### PROBLEM DETAILS
Return all lines in the material below that contain "xlabel".

### THE INPUT
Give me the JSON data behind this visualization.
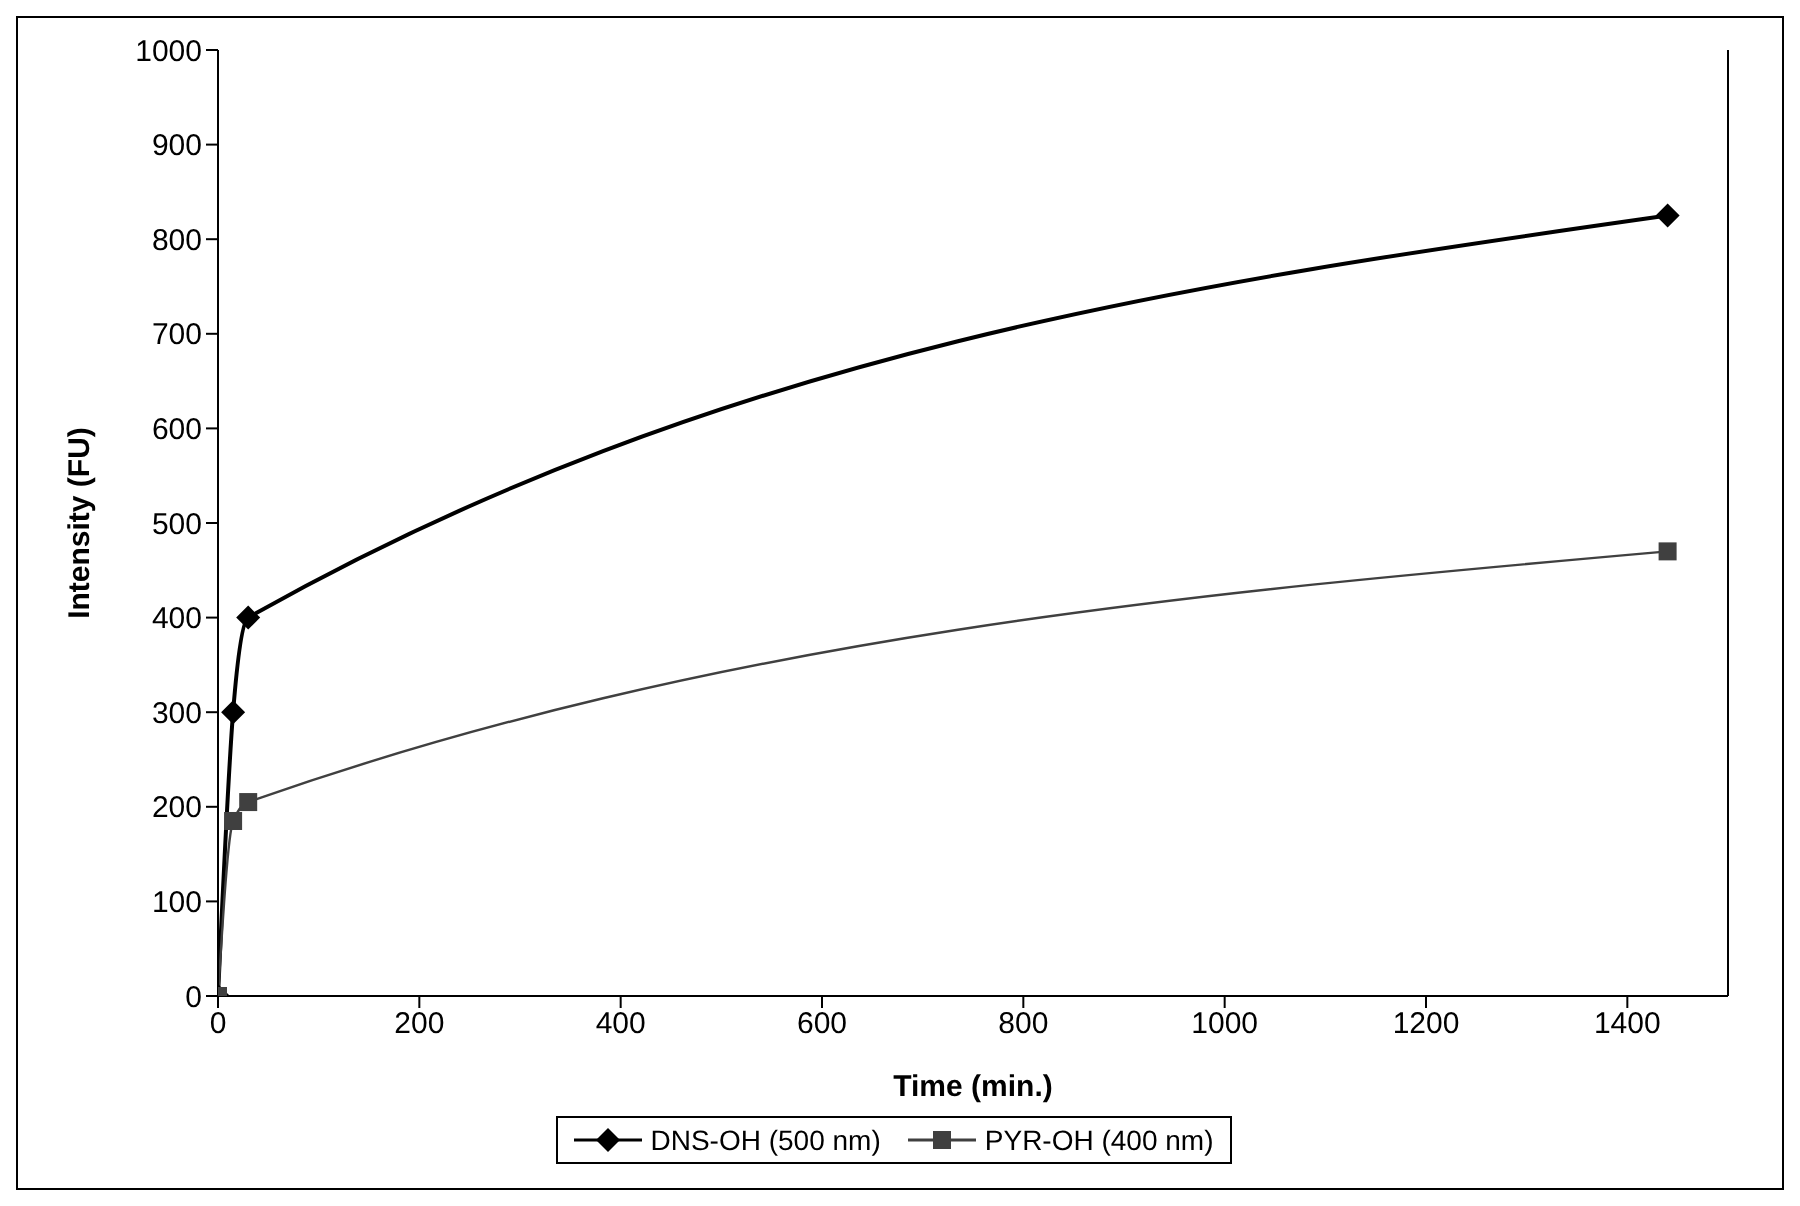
{
  "chart_data": {
    "type": "line",
    "xlabel": "Time (min.)",
    "ylabel": "Intensity (FU)",
    "x": [
      0,
      15,
      30,
      1440
    ],
    "series": [
      {
        "name": "DNS-OH (500 nm)",
        "color": "#000000",
        "values": [
          0,
          300,
          400,
          825
        ],
        "marker": "diamond"
      },
      {
        "name": "PYR-OH (400 nm)",
        "color": "#404040",
        "values": [
          0,
          185,
          205,
          470
        ],
        "marker": "square"
      }
    ],
    "xlim": [
      0,
      1500
    ],
    "xticks": [
      0,
      200,
      400,
      600,
      800,
      1000,
      1200,
      1400
    ],
    "ylim": [
      0,
      1000
    ],
    "yticks": [
      0,
      100,
      200,
      300,
      400,
      500,
      600,
      700,
      800,
      900,
      1000
    ],
    "grid": false,
    "legend": "bottom",
    "line_style": "solid"
  }
}
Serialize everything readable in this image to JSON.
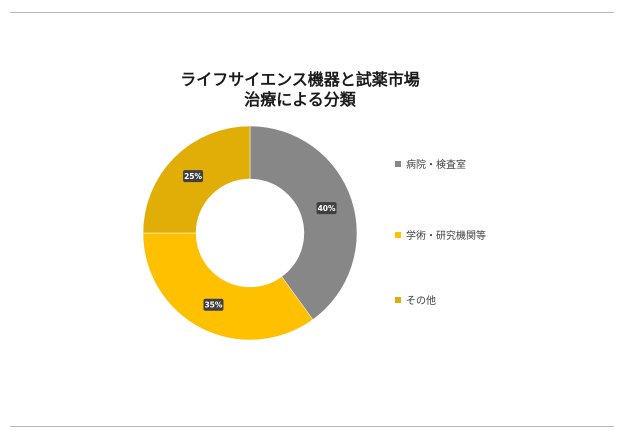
{
  "chart_data": {
    "type": "pie",
    "donut": true,
    "title_lines": [
      "ライフサイエンス機器と試薬市場",
      "治療による分類"
    ],
    "slices": [
      {
        "label": "病院・検査室",
        "value": 40,
        "display": "40%",
        "color": "#878787"
      },
      {
        "label": "学術・研究機関等",
        "value": 35,
        "display": "35%",
        "color": "#FFC000"
      },
      {
        "label": "その他",
        "value": 25,
        "display": "25%",
        "color": "#E0AE07"
      }
    ],
    "legend_position": "right"
  }
}
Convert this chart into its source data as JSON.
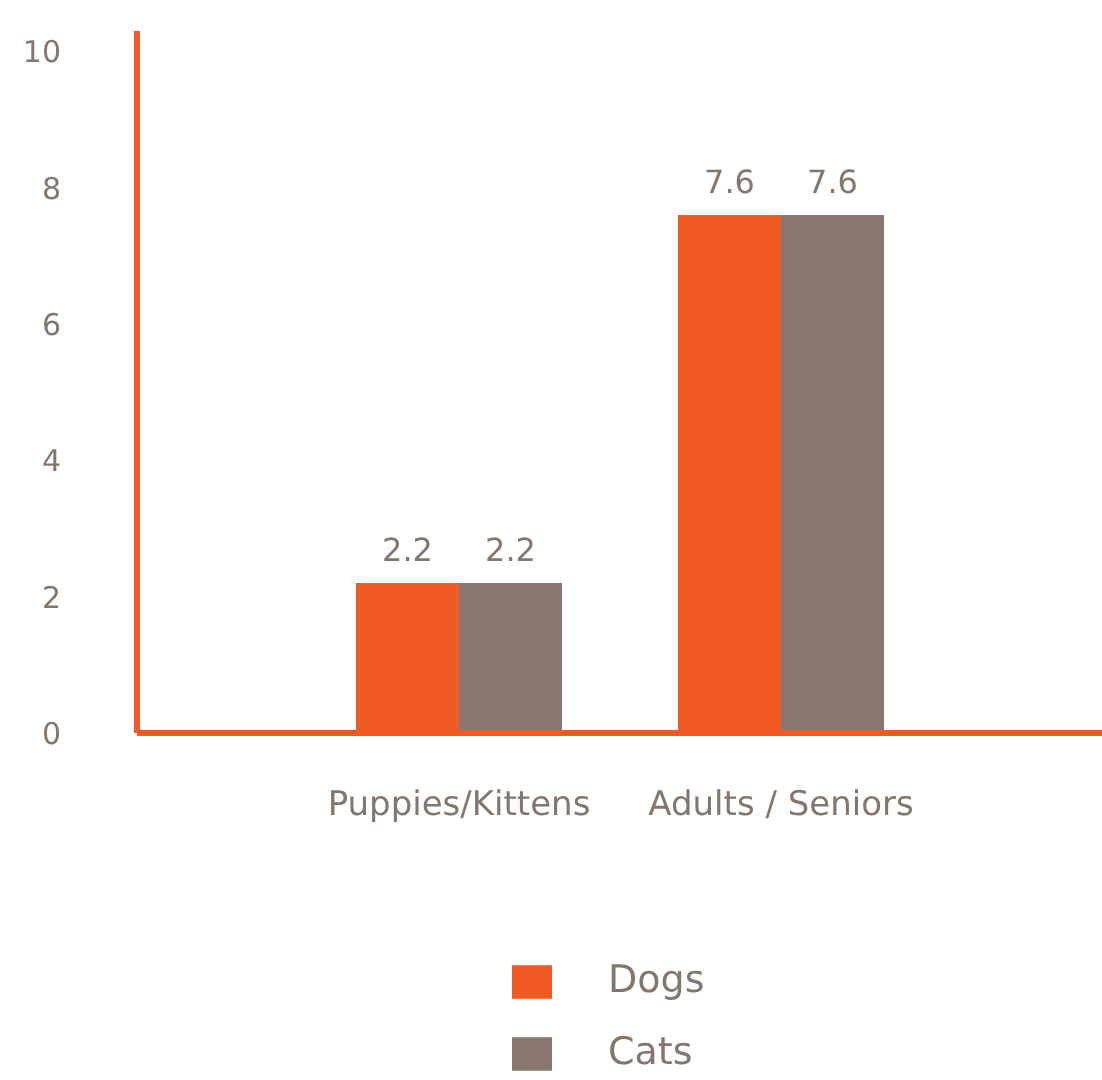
{
  "chart_data": {
    "type": "bar",
    "categories": [
      "Puppies/Kittens",
      "Adults / Seniors"
    ],
    "series": [
      {
        "name": "Dogs",
        "color": "#f15a22",
        "values": [
          2.2,
          7.6
        ]
      },
      {
        "name": "Cats",
        "color": "#87776e",
        "values": [
          2.2,
          7.6
        ]
      }
    ],
    "ylim": [
      0,
      10.3
    ],
    "yticks": [
      0,
      2,
      4,
      6,
      8,
      10
    ],
    "grid": false,
    "legend": "bottom",
    "data_labels": true
  }
}
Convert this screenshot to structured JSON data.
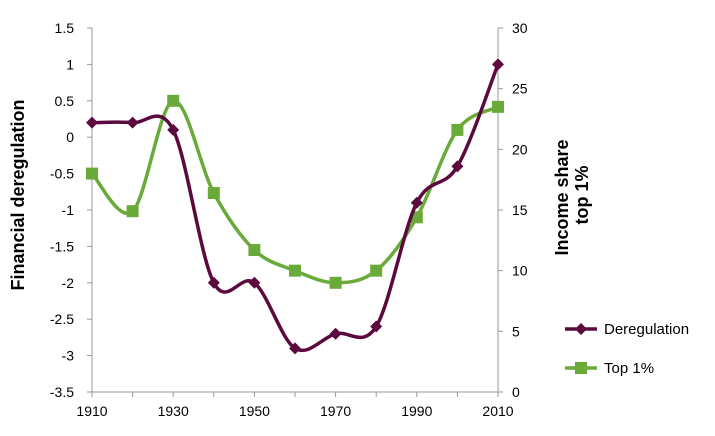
{
  "chart_data": {
    "type": "line",
    "x": [
      1910,
      1920,
      1930,
      1940,
      1950,
      1960,
      1970,
      1980,
      1990,
      2000,
      2010
    ],
    "xlim": [
      1910,
      2010
    ],
    "xticks": [
      "1910",
      "1930",
      "1950",
      "1970",
      "1990",
      "2010"
    ],
    "xtick_values": [
      1910,
      1930,
      1950,
      1970,
      1990,
      2010
    ],
    "ylabel_left": "Financial deregulation",
    "ylabel_right_lines": [
      "Income share",
      "top 1%"
    ],
    "ylim_left": [
      -3.5,
      1.5
    ],
    "yticks_left": [
      "-3.5",
      "-3",
      "-2.5",
      "-2",
      "-1.5",
      "-1",
      "-0.5",
      "0",
      "0.5",
      "1",
      "1.5"
    ],
    "yticks_left_values": [
      -3.5,
      -3,
      -2.5,
      -2,
      -1.5,
      -1,
      -0.5,
      0,
      0.5,
      1,
      1.5
    ],
    "ylim_right": [
      0,
      30
    ],
    "yticks_right": [
      "0",
      "5",
      "10",
      "15",
      "20",
      "25",
      "30"
    ],
    "yticks_right_values": [
      0,
      5,
      10,
      15,
      20,
      25,
      30
    ],
    "grid": false,
    "legend_position": "bottom-right",
    "series": [
      {
        "name": "Deregulation",
        "axis": "left",
        "color": "#5c0a3e",
        "marker": "diamond",
        "values": [
          0.2,
          0.2,
          0.1,
          -2.0,
          -2.0,
          -2.9,
          -2.7,
          -2.6,
          -0.9,
          -0.4,
          1.0
        ]
      },
      {
        "name": "Top 1%",
        "axis": "right",
        "color": "#6aaa3a",
        "marker": "square",
        "values": [
          18.0,
          14.9,
          24.0,
          16.4,
          11.7,
          10.0,
          9.0,
          10.0,
          14.4,
          21.6,
          23.5
        ]
      }
    ]
  }
}
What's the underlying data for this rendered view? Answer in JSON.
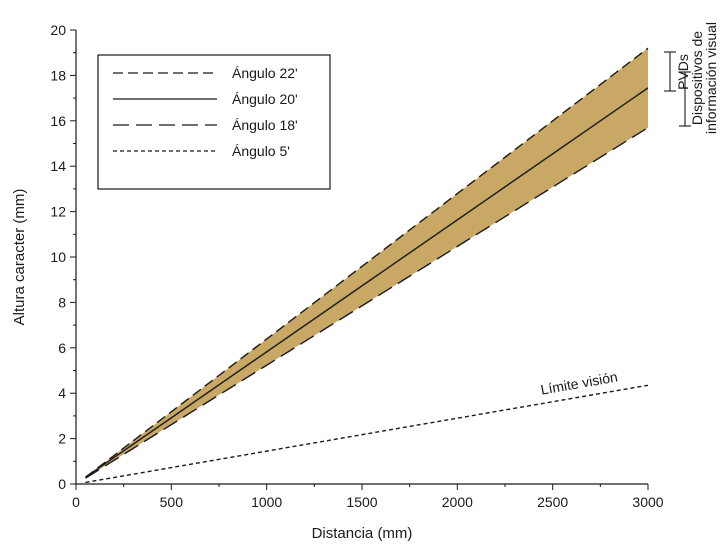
{
  "chart_data": {
    "type": "line",
    "xlabel": "Distancia (mm)",
    "ylabel": "Altura caracter (mm)",
    "xlim": [
      0,
      3000
    ],
    "ylim": [
      0,
      20
    ],
    "xticks": [
      0,
      500,
      1000,
      1500,
      2000,
      2500,
      3000
    ],
    "yticks": [
      0,
      2,
      4,
      6,
      8,
      10,
      12,
      14,
      16,
      18,
      20
    ],
    "grid": false,
    "legend_position": "top-left",
    "band_color": "#c8a864",
    "series": [
      {
        "name": "Ángulo 22'",
        "dash": "long-dash",
        "x": [
          50,
          3000
        ],
        "y": [
          0.3,
          19.2
        ]
      },
      {
        "name": "Ángulo 20'",
        "dash": "solid",
        "x": [
          50,
          3000
        ],
        "y": [
          0.3,
          17.45
        ]
      },
      {
        "name": "Ángulo 18'",
        "dash": "extra-long-dash",
        "x": [
          50,
          3000
        ],
        "y": [
          0.26,
          15.7
        ]
      },
      {
        "name": "Ángulo 5'",
        "dash": "short-dash",
        "x": [
          50,
          3000
        ],
        "y": [
          0.07,
          4.35
        ]
      }
    ],
    "annotations": {
      "limit": "Límite visión",
      "pvds": "PVDs",
      "devices_line1": "Dispositivos de",
      "devices_line2": "información visual"
    }
  }
}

### FULL SOLUTION
    "xlabel": "Time (min.)",
    "xlabel": "Distancia (mm)",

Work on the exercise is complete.